• TASK MATERIAL
— Begin —
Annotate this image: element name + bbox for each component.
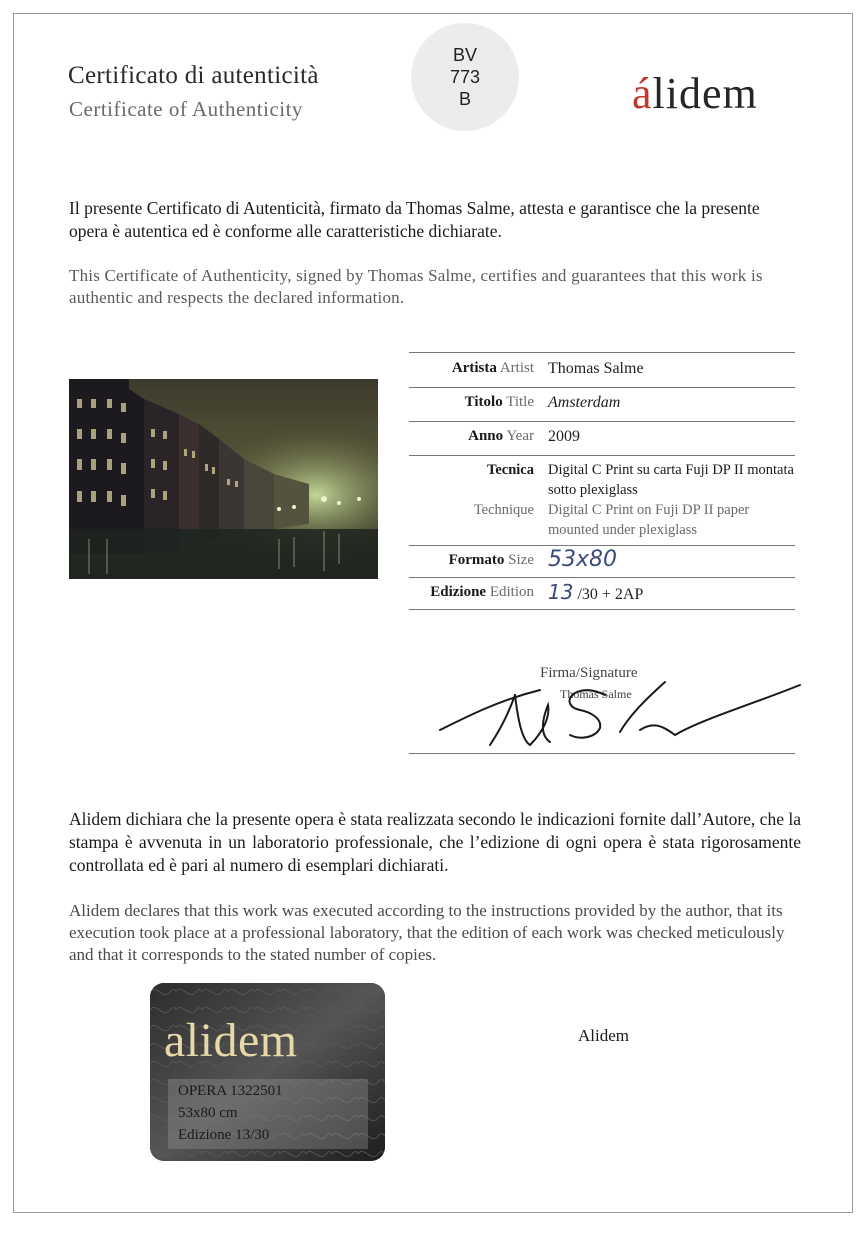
spec-label-artist-it: Artista bbox=[451, 360, 497, 376]
spec-row-year bbox=[409, 422, 795, 456]
spec-label-year-en: Year bbox=[506, 428, 534, 444]
handwritten-signature bbox=[430, 660, 810, 760]
certificate-title-en: Certificate of Authenticity bbox=[69, 97, 303, 121]
spec-label-title-en: Title bbox=[506, 394, 534, 410]
spec-label-size-it: Formato bbox=[448, 552, 505, 568]
artwork-specs-table bbox=[409, 352, 795, 610]
spec-label-artist-en: Artist bbox=[499, 360, 534, 376]
hologram-seal bbox=[150, 983, 385, 1161]
spec-value-technique-en: Digital C Print on Fuji DP II paper mounted under plexiglass bbox=[548, 502, 750, 538]
declaration-paragraph-en: Alidem declares that this work was executed according to the instructions provided by the author, that its execution took place at a professional laboratory, that the edition of each work was checked meticulously and that it corresponds to the stated number of copies. bbox=[69, 901, 785, 964]
spec-label-technique-en: Technique bbox=[473, 502, 534, 518]
logo-accent-letter: á bbox=[632, 69, 653, 118]
hologram-line-1: OPERA 1322501 bbox=[178, 1083, 283, 1099]
spec-label-title bbox=[409, 392, 548, 416]
spec-label-edition-en: Edition bbox=[489, 584, 534, 600]
issuer-signatory: Alidem bbox=[578, 1026, 629, 1045]
artwork-photo bbox=[69, 379, 378, 579]
spec-label-artist bbox=[409, 358, 548, 382]
spec-value-technique bbox=[548, 460, 795, 540]
spec-value-edition bbox=[548, 582, 795, 604]
hologram-line-3: Edizione 13/30 bbox=[178, 1127, 270, 1143]
intro-paragraph-en: This Certificate of Authenticity, signed by Thomas Salme, certifies and guarantees that this work is authentic and respects the declared information. bbox=[69, 266, 763, 307]
certificate-frame bbox=[13, 13, 853, 1213]
edition-number-handwritten: 13 bbox=[548, 580, 574, 604]
spec-value-year: 2009 bbox=[548, 428, 580, 445]
spec-label-technique bbox=[409, 460, 548, 540]
spec-label-technique-it: Tecnica bbox=[487, 462, 534, 478]
spec-row-edition bbox=[409, 578, 795, 610]
signature-line bbox=[409, 753, 795, 754]
spec-label-year bbox=[409, 426, 548, 450]
logo-text: lidem bbox=[652, 69, 758, 118]
hologram-line-2: 53x80 cm bbox=[178, 1105, 238, 1121]
spec-label-year-it: Anno bbox=[468, 428, 504, 444]
certificate-title-it: Certificato di autenticità bbox=[68, 62, 319, 89]
spec-row-artist bbox=[409, 353, 795, 388]
badge-line-3: B bbox=[458, 89, 471, 109]
spec-value-technique-it: Digital C Print su carta Fuji DP II montata sotto plexiglass bbox=[548, 462, 794, 498]
spec-row-technique bbox=[409, 456, 795, 546]
spec-value-size-handwritten: 53x80 bbox=[548, 547, 618, 572]
declaration-paragraph-it: Alidem dichiara che la presente opera è stata realizzata secondo le indicazioni fornite dall’Autore, che la stampa è avvenuta in un laboratorio professionale, che l’edizione di ogni opera è stata rigorosamente controllata ed è pari al numero di esemplari dichiarati. bbox=[69, 809, 801, 875]
spec-label-title-it: Titolo bbox=[464, 394, 503, 410]
spec-label-edition-it: Edizione bbox=[430, 584, 487, 600]
spec-value-artist: Thomas Salme bbox=[548, 360, 644, 377]
intro-paragraph-it: Il presente Certificato di Autenticità, firmato da Thomas Salme, attesta e garantisce che la presente opera è autentica ed è conforme alle caratteristiche dichiarate. bbox=[69, 198, 760, 241]
spec-label-size-en: Size bbox=[508, 552, 534, 568]
edition-suffix: /30 + 2AP bbox=[577, 586, 644, 603]
spec-row-size bbox=[409, 546, 795, 578]
spec-row-title bbox=[409, 388, 795, 422]
hologram-logo: alidem bbox=[164, 1014, 298, 1067]
certificate-id-badge bbox=[411, 23, 519, 131]
badge-line-2: 773 bbox=[449, 67, 481, 87]
spec-label-size bbox=[409, 550, 548, 572]
artwork-photo-amsterdam bbox=[69, 379, 378, 579]
signature-printed-name: Thomas Salme bbox=[560, 687, 632, 701]
signature-label: Firma/Signature bbox=[540, 665, 638, 681]
alidem-logo bbox=[632, 68, 758, 119]
badge-line-1: BV bbox=[452, 45, 477, 65]
spec-label-edition bbox=[409, 582, 548, 604]
spec-value-title: Amsterdam bbox=[548, 394, 621, 411]
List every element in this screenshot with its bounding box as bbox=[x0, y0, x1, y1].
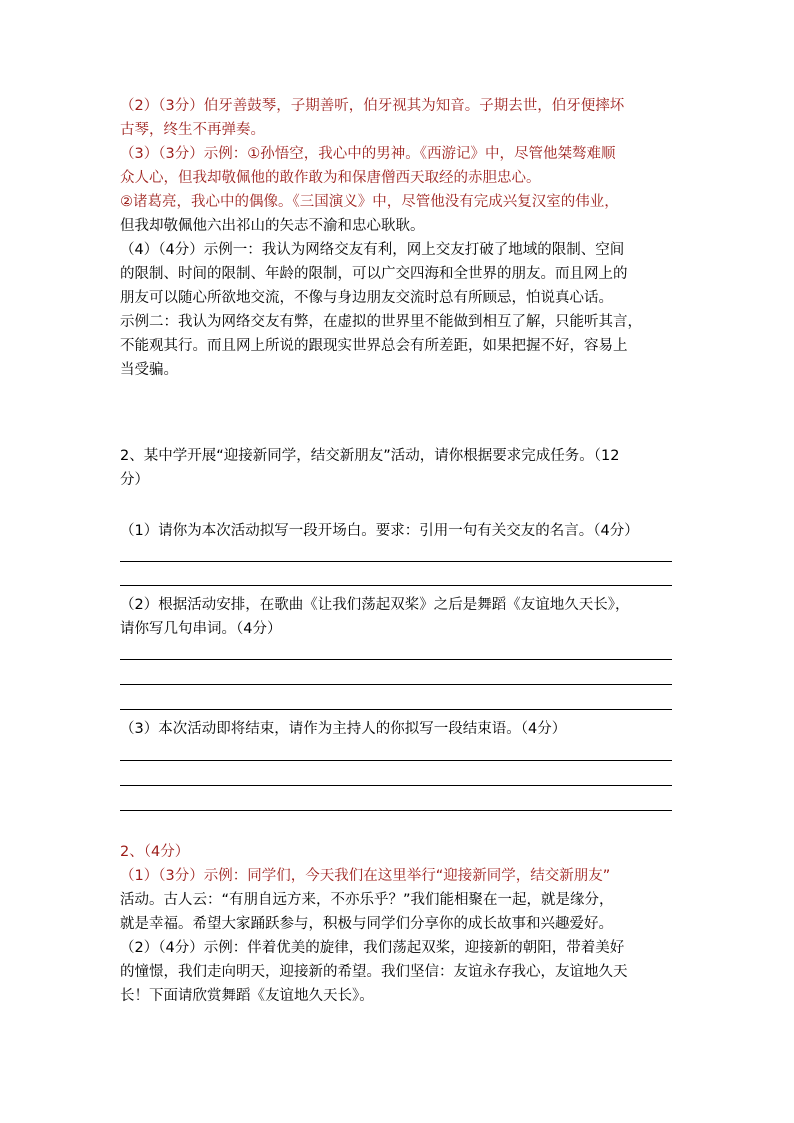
— End —
• WHAT YOU HAVE TO DO
Copy out every line of the items above exactly as they appear, and leave out the pictures.

• RESPONSE TO THE TASK
Annotate this image: element name + bbox for each component.
spec-label-artist-it: Artista bbox=[451, 360, 497, 376]
spec-row-year bbox=[409, 422, 795, 456]
spec-label-year-en: Year bbox=[506, 428, 534, 444]
handwritten-signature bbox=[430, 660, 810, 760]
certificate-title-en: Certificate of Authenticity bbox=[69, 97, 303, 121]
spec-label-title-en: Title bbox=[506, 394, 534, 410]
spec-label-size-it: Formato bbox=[448, 552, 505, 568]
artwork-specs-table bbox=[409, 352, 795, 610]
spec-label-artist-en: Artist bbox=[499, 360, 534, 376]
hologram-seal bbox=[150, 983, 385, 1161]
spec-value-technique-en: Digital C Print on Fuji DP II paper mounted under plexiglass bbox=[548, 502, 750, 538]
declaration-paragraph-en: Alidem declares that this work was executed according to the instructions provided by the author, that its execution took place at a professional laboratory, that the edition of each work was checked meticulously and that it corresponds to the stated number of copies. bbox=[69, 901, 785, 964]
spec-label-technique-en: Technique bbox=[473, 502, 534, 518]
logo-accent-letter: á bbox=[632, 69, 653, 118]
hologram-line-1: OPERA 1322501 bbox=[178, 1083, 283, 1099]
spec-label-title bbox=[409, 392, 548, 416]
spec-label-edition-en: Edition bbox=[489, 584, 534, 600]
issuer-signatory: Alidem bbox=[578, 1026, 629, 1045]
artwork-photo bbox=[69, 379, 378, 579]
spec-label-artist bbox=[409, 358, 548, 382]
spec-value-technique bbox=[548, 460, 795, 540]
spec-value-edition bbox=[548, 582, 795, 604]
hologram-line-3: Edizione 13/30 bbox=[178, 1127, 270, 1143]
intro-paragraph-en: This Certificate of Authenticity, signed by Thomas Salme, certifies and guarantees that this work is authentic and respects the declared information. bbox=[69, 266, 763, 307]
certificate-frame bbox=[13, 13, 853, 1213]
edition-number-handwritten: 13 bbox=[548, 580, 574, 604]
spec-value-year: 2009 bbox=[548, 428, 580, 445]
spec-label-technique bbox=[409, 460, 548, 540]
spec-label-technique-it: Tecnica bbox=[487, 462, 534, 478]
spec-row-edition bbox=[409, 578, 795, 610]
signature-line bbox=[409, 753, 795, 754]
spec-label-year bbox=[409, 426, 548, 450]
logo-text: lidem bbox=[652, 69, 758, 118]
hologram-line-2: 53x80 cm bbox=[178, 1105, 238, 1121]
spec-label-year-it: Anno bbox=[468, 428, 504, 444]
certificate-title-it: Certificato di autenticità bbox=[68, 62, 319, 89]
spec-row-artist bbox=[409, 353, 795, 388]
badge-line-3: B bbox=[458, 89, 471, 109]
spec-value-technique-it: Digital C Print su carta Fuji DP II montata sotto plexiglass bbox=[548, 462, 794, 498]
spec-row-technique bbox=[409, 456, 795, 546]
spec-value-size-handwritten: 53x80 bbox=[548, 547, 618, 572]
declaration-paragraph-it: Alidem dichiara che la presente opera è stata realizzata secondo le indicazioni fornite dall’Autore, che la stampa è avvenuta in un laboratorio professionale, che l’edizione di ogni opera è stata rigorosamente controllata ed è pari al numero di esemplari dichiarati. bbox=[69, 809, 801, 875]
spec-label-title-it: Titolo bbox=[464, 394, 503, 410]
spec-label-edition-it: Edizione bbox=[430, 584, 487, 600]
spec-value-artist: Thomas Salme bbox=[548, 360, 644, 377]
intro-paragraph-it: Il presente Certificato di Autenticità, firmato da Thomas Salme, attesta e garantisce che la presente opera è autentica ed è conforme alle caratteristiche dichiarate. bbox=[69, 198, 760, 241]
spec-label-size-en: Size bbox=[508, 552, 534, 568]
edition-suffix: /30 + 2AP bbox=[577, 586, 644, 603]
spec-row-size bbox=[409, 546, 795, 578]
spec-row-title bbox=[409, 388, 795, 422]
hologram-logo: alidem bbox=[164, 1014, 298, 1067]
certificate-id-badge bbox=[411, 23, 519, 131]
badge-line-2: 773 bbox=[449, 67, 481, 87]
spec-label-size bbox=[409, 550, 548, 572]
artwork-photo-amsterdam bbox=[69, 379, 378, 579]
signature-printed-name: Thomas Salme bbox=[560, 687, 632, 701]
signature-label: Firma/Signature bbox=[540, 665, 638, 681]
alidem-logo bbox=[632, 68, 758, 119]
badge-line-1: BV bbox=[452, 45, 477, 65]
spec-label-edition bbox=[409, 582, 548, 604]
spec-value-title: Amsterdam bbox=[548, 394, 621, 411]
List every element in this screenshot with its bounding box as bbox=[x0, y0, x1, y1].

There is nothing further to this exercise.